* STATED GOAL: Write the records out again exactly, leaving no images in.

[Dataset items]
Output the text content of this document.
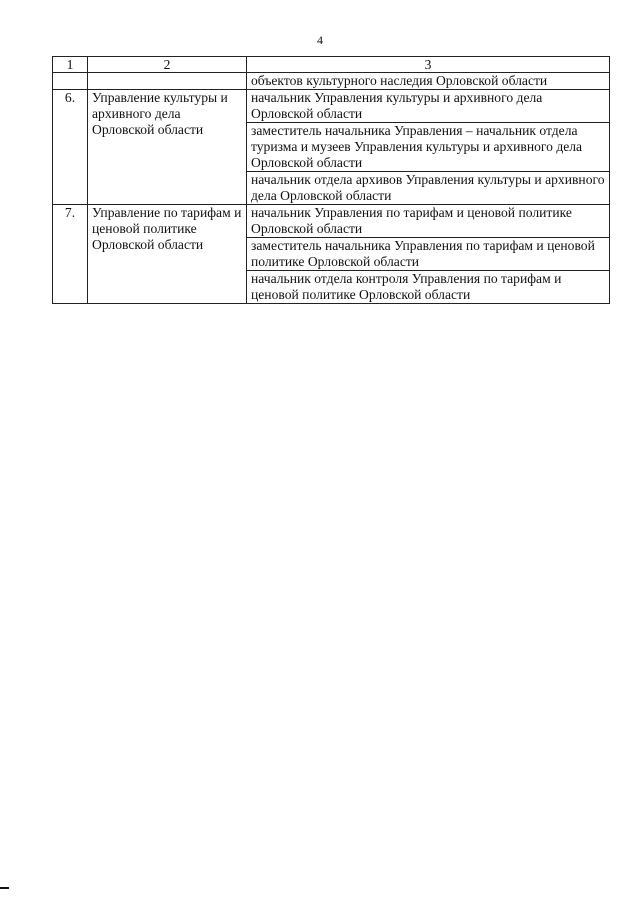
4
1	2	3
		объектов культурного наследия Орловской области
6.	Управление культуры и архивного дела Орловской области	начальник Управления культуры и архивного дела Орловской области
		заместитель начальника Управления – начальник отдела туризма и музеев Управления культуры и архивного дела Орловской области
		начальник отдела архивов Управления культуры и архивного дела Орловской области
7.	Управление по тарифам и ценовой политике Орловской области	начальник Управления по тарифам и ценовой политике Орловской области
		заместитель начальника Управления по тарифам и ценовой политике Орловской области
		начальник отдела контроля Управления по тарифам и ценовой политике Орловской области
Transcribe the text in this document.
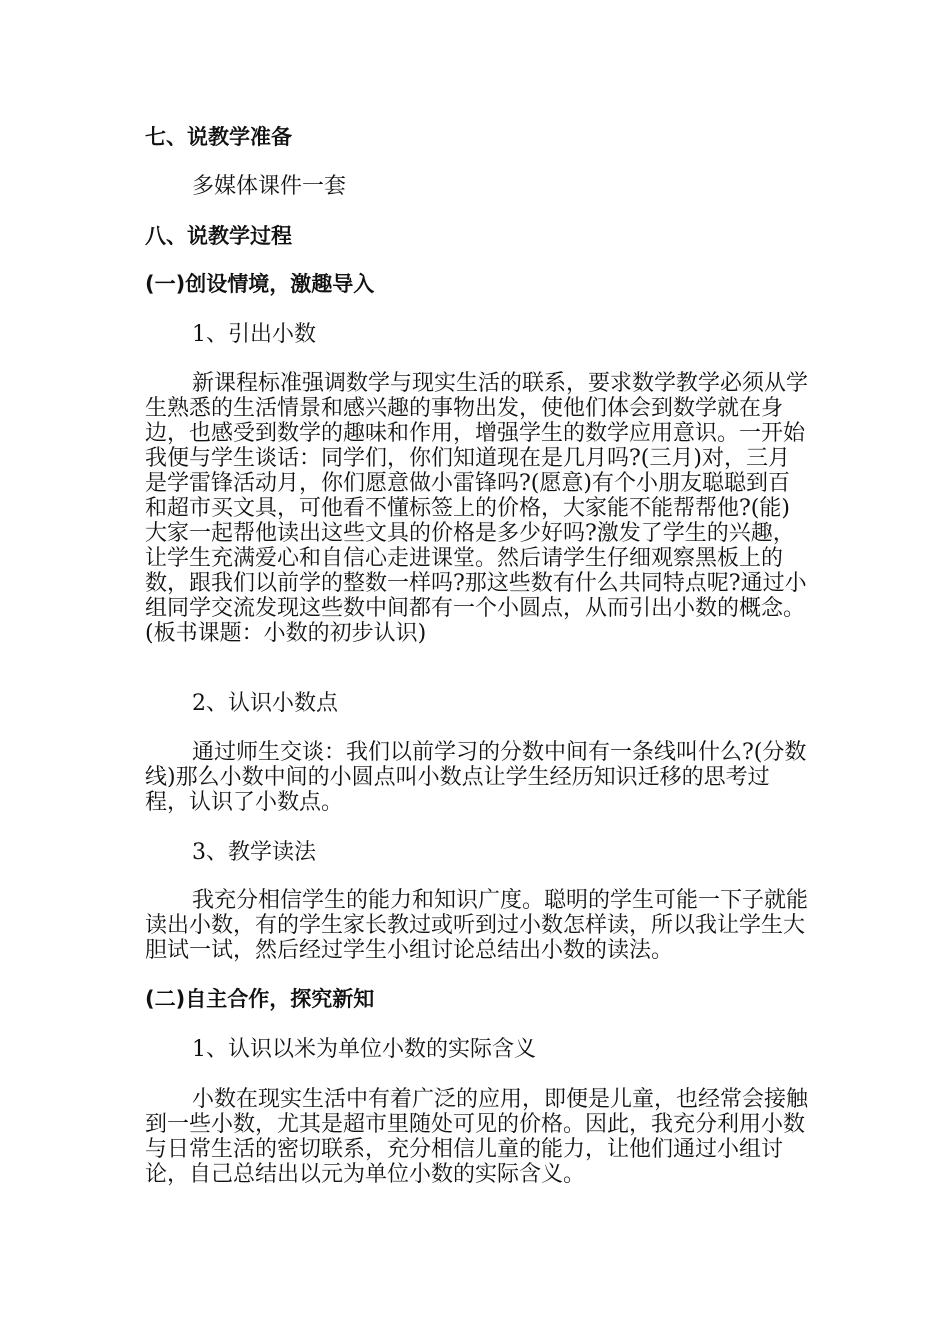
七、说教学准备

多媒体课件一套

八、说教学过程

(一)创设情境，激趣导入

1、引出小数

新课程标准强调数学与现实生活的联系，要求数学教学必须从学生熟悉的生活情景和感兴趣的事物出发，使他们体会到数学就在身边，也感受到数学的趣味和作用，增强学生的数学应用意识。一开始我便与学生谈话：同学们，你们知道现在是几月吗?(三月)对，三月是学雷锋活动月，你们愿意做小雷锋吗?(愿意)有个小朋友聪聪到百和超市买文具，可他看不懂标签上的价格，大家能不能帮帮他?(能)大家一起帮他读出这些文具的价格是多少好吗?激发了学生的兴趣，让学生充满爱心和自信心走进课堂。然后请学生仔细观察黑板上的数，跟我们以前学的整数一样吗?那这些数有什么共同特点呢?通过小组同学交流发现这些数中间都有一个小圆点，从而引出小数的概念。(板书课题：小数的初步认识)

2、认识小数点

通过师生交谈：我们以前学习的分数中间有一条线叫什么?(分数线)那么小数中间的小圆点叫小数点让学生经历知识迁移的思考过程，认识了小数点。

3、教学读法

我充分相信学生的能力和知识广度。聪明的学生可能一下子就能读出小数，有的学生家长教过或听到过小数怎样读，所以我让学生大胆试一试，然后经过学生小组讨论总结出小数的读法。

(二)自主合作，探究新知

1、认识以米为单位小数的实际含义

小数在现实生活中有着广泛的应用，即便是儿童，也经常会接触到一些小数，尤其是超市里随处可见的价格。因此，我充分利用小数与日常生活的密切联系，充分相信儿童的能力，让他们通过小组讨论，自己总结出以元为单位小数的实际含义。
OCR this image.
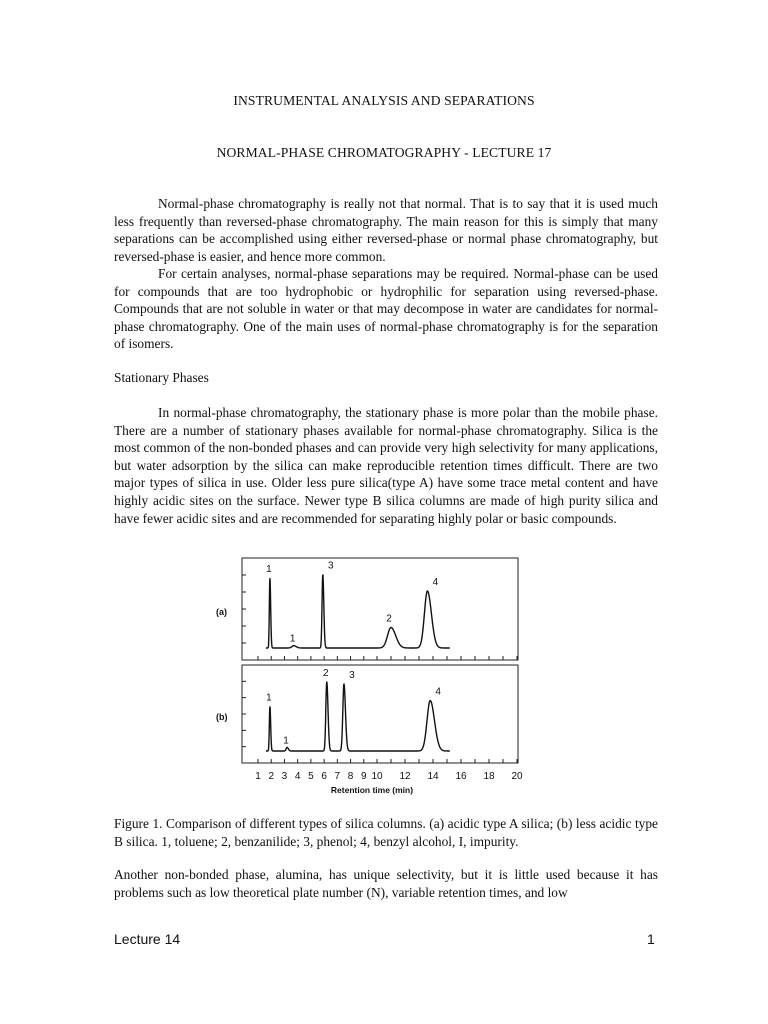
INSTRUMENTAL ANALYSIS AND SEPARATIONS
NORMAL-PHASE CHROMATOGRAPHY - LECTURE 17
Normal-phase chromatography is really not that normal. That is to say that it is used much less frequently than reversed-phase chromatography. The main reason for this is simply that many separations can be accomplished using either reversed-phase or normal phase chromatography, but reversed-phase is easier, and hence more common.
For certain analyses, normal-phase separations may be required. Normal-phase can be used for compounds that are too hydrophobic or hydrophilic for separation using reversed-phase. Compounds that are not soluble in water or that may decompose in water are candidates for normal-phase chromatography. One of the main uses of normal-phase chromatography is for the separation of isomers.
Stationary Phases
In normal-phase chromatography, the stationary phase is more polar than the mobile phase. There are a number of stationary phases available for normal-phase chromatography. Silica is the most common of the non-bonded phases and can provide very high selectivity for many applications, but water adsorption by the silica can make reproducible retention times difficult. There are two major types of silica in use. Older less pure silica(type A) have some trace metal content and have highly acidic sites on the surface. Newer type B silica columns are made of high purity silica and have fewer acidic sites and are recommended for separating highly polar or basic compounds.
(a)
1
1
3
2
4
(b)
1
1
2 3
4
1 2 3 4 5 6 7 8 9 10 12 14 16 18 20
Retention time (min)
Figure 1. Comparison of different types of silica columns. (a) acidic type A silica; (b) less acidic type B silica. 1, toluene; 2, benzanilide; 3, phenol; 4, benzyl alcohol, I, impurity.
Another non-bonded phase, alumina, has unique selectivity, but it is little used because it has problems such as low theoretical plate number (N), variable retention times, and low
Lecture 14	1
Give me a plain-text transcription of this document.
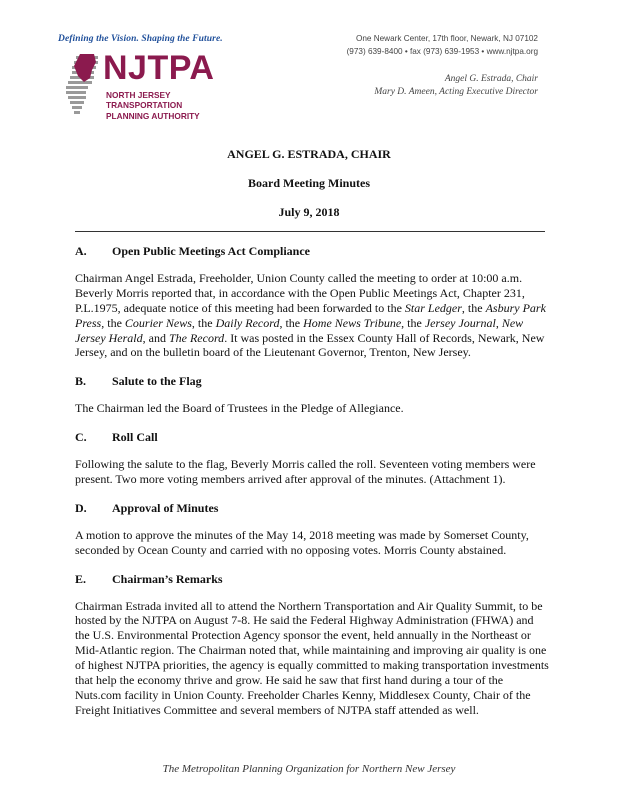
Defining the Vision. Shaping the Future.
NJTPA
NORTH JERSEY
TRANSPORTATION
PLANNING AUTHORITY
One Newark Center, 17th floor, Newark, NJ 07102
(973) 639-8400 • fax (973) 639-1953 • www.njtpa.org
Angel G. Estrada, Chair
Mary D. Ameen, Acting Executive Director
ANGEL G. ESTRADA, CHAIR
Board Meeting Minutes
July 9, 2018
A.	Open Public Meetings Act Compliance

Chairman Angel Estrada, Freeholder, Union County called the meeting to order at 10:00 a.m. Beverly Morris reported that, in accordance with the Open Public Meetings Act, Chapter 231, P.L.1975, adequate notice of this meeting had been forwarded to the Star Ledger, the Asbury Park Press, the Courier News, the Daily Record, the Home News Tribune, the Jersey Journal, New Jersey Herald, and The Record. It was posted in the Essex County Hall of Records, Newark, New Jersey, and on the bulletin board of the Lieutenant Governor, Trenton, New Jersey.

B.	Salute to the Flag

The Chairman led the Board of Trustees in the Pledge of Allegiance.

C.	Roll Call

Following the salute to the flag, Beverly Morris called the roll. Seventeen voting members were present. Two more voting members arrived after approval of the minutes. (Attachment 1).

D.	Approval of Minutes

A motion to approve the minutes of the May 14, 2018 meeting was made by Somerset County, seconded by Ocean County and carried with no opposing votes. Morris County abstained.

E.	Chairman’s Remarks

Chairman Estrada invited all to attend the Northern Transportation and Air Quality Summit, to be hosted by the NJTPA on August 7-8. He said the Federal Highway Administration (FHWA) and the U.S. Environmental Protection Agency sponsor the event, held annually in the Northeast or Mid-Atlantic region. The Chairman noted that, while maintaining and improving air quality is one of highest NJTPA priorities, the agency is equally committed to making transportation investments that help the economy thrive and grow. He said he saw that first hand during a tour of the Nuts.com facility in Union County. Freeholder Charles Kenny, Middlesex County, Chair of the Freight Initiatives Committee and several members of NJTPA staff attended as well.

The Metropolitan Planning Organization for Northern New Jersey
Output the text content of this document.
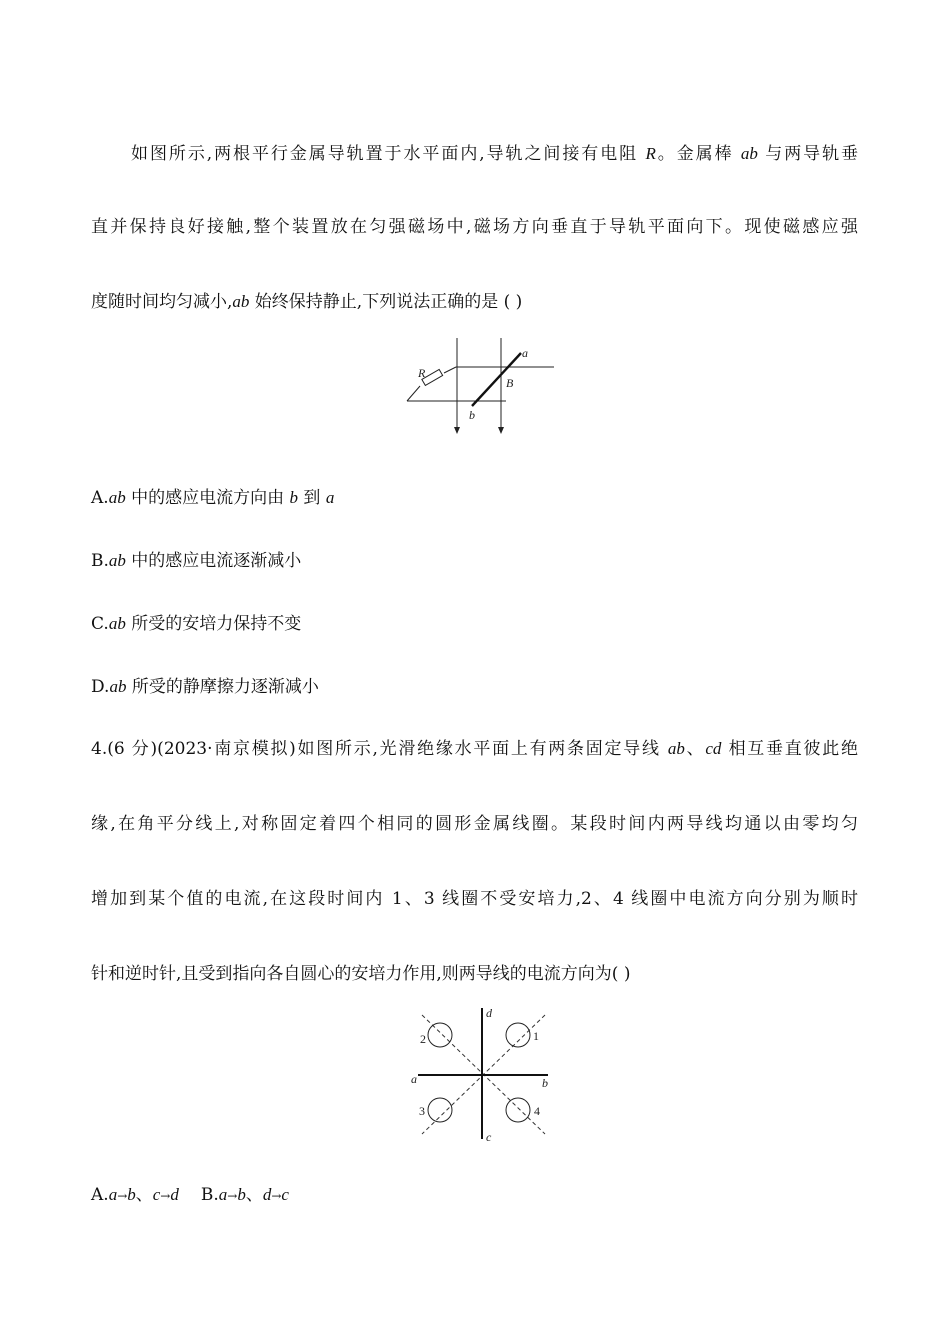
如图所示,两根平行金属导轨置于水平面内,导轨之间接有电阻 R。金属棒 ab 与两导轨垂
直并保持良好接触,整个装置放在匀强磁场中,磁场方向垂直于导轨平面向下。现使磁感应强
度随时间均匀减小,ab 始终保持静止,下列说法正确的是 ( )
R
a
B
b
A.ab 中的感应电流方向由 b 到 a
B.ab 中的感应电流逐渐减小
C.ab 所受的安培力保持不变
D.ab 所受的静摩擦力逐渐减小
4.(6 分)(2023·南京模拟)如图所示,光滑绝缘水平面上有两条固定导线 ab、cd 相互垂直彼此绝
缘,在角平分线上,对称固定着四个相同的圆形金属线圈。某段时间内两导线均通以由零均匀
增加到某个值的电流,在这段时间内 1、3 线圈不受安培力,2、4 线圈中电流方向分别为顺时
针和逆时针,且受到指向各自圆心的安培力作用,则两导线的电流方向为( )
d
c
a	b
1
2
3	4
A.a→b、c→d B.a→b、d→c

* EXPECTED ANSWER:
Output the text content of this document.
4
1	2	3
		объектов культурного наследия Орловской области
6.	Управление культуры и архивного дела Орловской области	начальник Управления культуры и архивного дела Орловской области
		заместитель начальника Управления – начальник отдела туризма и музеев Управления культуры и архивного дела Орловской области
		начальник отдела архивов Управления культуры и архивного дела Орловской области
7.	Управление по тарифам и ценовой политике Орловской области	начальник Управления по тарифам и ценовой политике Орловской области
		заместитель начальника Управления по тарифам и ценовой политике Орловской области
		начальник отдела контроля Управления по тарифам и ценовой политике Орловской области
Transcribe the text in this document.
七、说教学准备

多媒体课件一套

八、说教学过程

(一)创设情境，激趣导入

1、引出小数

新课程标准强调数学与现实生活的联系，要求数学教学必须从学生熟悉的生活情景和感兴趣的事物出发，使他们体会到数学就在身边，也感受到数学的趣味和作用，增强学生的数学应用意识。一开始我便与学生谈话：同学们，你们知道现在是几月吗?(三月)对，三月是学雷锋活动月，你们愿意做小雷锋吗?(愿意)有个小朋友聪聪到百和超市买文具，可他看不懂标签上的价格，大家能不能帮帮他?(能)大家一起帮他读出这些文具的价格是多少好吗?激发了学生的兴趣，让学生充满爱心和自信心走进课堂。然后请学生仔细观察黑板上的数，跟我们以前学的整数一样吗?那这些数有什么共同特点呢?通过小组同学交流发现这些数中间都有一个小圆点，从而引出小数的概念。(板书课题：小数的初步认识)

2、认识小数点

通过师生交谈：我们以前学习的分数中间有一条线叫什么?(分数线)那么小数中间的小圆点叫小数点让学生经历知识迁移的思考过程，认识了小数点。

3、教学读法

我充分相信学生的能力和知识广度。聪明的学生可能一下子就能读出小数，有的学生家长教过或听到过小数怎样读，所以我让学生大胆试一试，然后经过学生小组讨论总结出小数的读法。

(二)自主合作，探究新知

1、认识以米为单位小数的实际含义

小数在现实生活中有着广泛的应用，即便是儿童，也经常会接触到一些小数，尤其是超市里随处可见的价格。因此，我充分利用小数与日常生活的密切联系，充分相信儿童的能力，让他们通过小组讨论，自己总结出以元为单位小数的实际含义。
OCR this image.
INSTRUMENTAL ANALYSIS AND SEPARATIONS
NORMAL-PHASE CHROMATOGRAPHY - LECTURE 17
Normal-phase chromatography is really not that normal. That is to say that it is used much less frequently than reversed-phase chromatography. The main reason for this is simply that many separations can be accomplished using either reversed-phase or normal phase chromatography, but reversed-phase is easier, and hence more common.
For certain analyses, normal-phase separations may be required. Normal-phase can be used for compounds that are too hydrophobic or hydrophilic for separation using reversed-phase. Compounds that are not soluble in water or that may decompose in water are candidates for normal-phase chromatography. One of the main uses of normal-phase chromatography is for the separation of isomers.
Stationary Phases
In normal-phase chromatography, the stationary phase is more polar than the mobile phase. There are a number of stationary phases available for normal-phase chromatography. Silica is the most common of the non-bonded phases and can provide very high selectivity for many applications, but water adsorption by the silica can make reproducible retention times difficult. There are two major types of silica in use. Older less pure silica(type A) have some trace metal content and have highly acidic sites on the surface. Newer type B silica columns are made of high purity silica and have fewer acidic sites and are recommended for separating highly polar or basic compounds.
(a)
1
1
3
2
4
(b)
1
1
2 3
4
1 2 3 4 5 6 7 8 9 10 12 14 16 18 20
Retention time (min)
Figure 1. Comparison of different types of silica columns. (a) acidic type A silica; (b) less acidic type B silica. 1, toluene; 2, benzanilide; 3, phenol; 4, benzyl alcohol, I, impurity.
Another non-bonded phase, alumina, has unique selectivity, but it is little used because it has problems such as low theoretical plate number (N), variable retention times, and low
Lecture 14	1
Give me a plain-text transcription of this document.
Defining the Vision. Shaping the Future.
NJTPA
NORTH JERSEY
TRANSPORTATION
PLANNING AUTHORITY
One Newark Center, 17th floor, Newark, NJ 07102
(973) 639-8400 • fax (973) 639-1953 • www.njtpa.org
Angel G. Estrada, Chair
Mary D. Ameen, Acting Executive Director
ANGEL G. ESTRADA, CHAIR
Board Meeting Minutes
July 9, 2018
A.	Open Public Meetings Act Compliance

Chairman Angel Estrada, Freeholder, Union County called the meeting to order at 10:00 a.m. Beverly Morris reported that, in accordance with the Open Public Meetings Act, Chapter 231, P.L.1975, adequate notice of this meeting had been forwarded to the Star Ledger, the Asbury Park Press, the Courier News, the Daily Record, the Home News Tribune, the Jersey Journal, New Jersey Herald, and The Record. It was posted in the Essex County Hall of Records, Newark, New Jersey, and on the bulletin board of the Lieutenant Governor, Trenton, New Jersey.

B.	Salute to the Flag

The Chairman led the Board of Trustees in the Pledge of Allegiance.

C.	Roll Call

Following the salute to the flag, Beverly Morris called the roll. Seventeen voting members were present. Two more voting members arrived after approval of the minutes. (Attachment 1).

D.	Approval of Minutes

A motion to approve the minutes of the May 14, 2018 meeting was made by Somerset County, seconded by Ocean County and carried with no opposing votes. Morris County abstained.

E.	Chairman’s Remarks

Chairman Estrada invited all to attend the Northern Transportation and Air Quality Summit, to be hosted by the NJTPA on August 7-8. He said the Federal Highway Administration (FHWA) and the U.S. Environmental Protection Agency sponsor the event, held annually in the Northeast or Mid-Atlantic region. The Chairman noted that, while maintaining and improving air quality is one of highest NJTPA priorities, the agency is equally committed to making transportation investments that help the economy thrive and grow. He said he saw that first hand during a tour of the Nuts.com facility in Union County. Freeholder Charles Kenny, Middlesex County, Chair of the Freight Initiatives Committee and several members of NJTPA staff attended as well.

The Metropolitan Planning Organization for Northern New Jersey
Output the text content of this document.
如图所示,两根平行金属导轨置于水平面内,导轨之间接有电阻 R。金属棒 ab 与两导轨垂
直并保持良好接触,整个装置放在匀强磁场中,磁场方向垂直于导轨平面向下。现使磁感应强
度随时间均匀减小,ab 始终保持静止,下列说法正确的是 ( )
R
a
B
b
A.ab 中的感应电流方向由 b 到 a
B.ab 中的感应电流逐渐减小
C.ab 所受的安培力保持不变
D.ab 所受的静摩擦力逐渐减小
4.(6 分)(2023·南京模拟)如图所示,光滑绝缘水平面上有两条固定导线 ab、cd 相互垂直彼此绝
缘,在角平分线上,对称固定着四个相同的圆形金属线圈。某段时间内两导线均通以由零均匀
增加到某个值的电流,在这段时间内 1、3 线圈不受安培力,2、4 线圈中电流方向分别为顺时
针和逆时针,且受到指向各自圆心的安培力作用,则两导线的电流方向为( )
d
c
a	b
1
2
3	4
A.a→b、c→d B.a→b、d→c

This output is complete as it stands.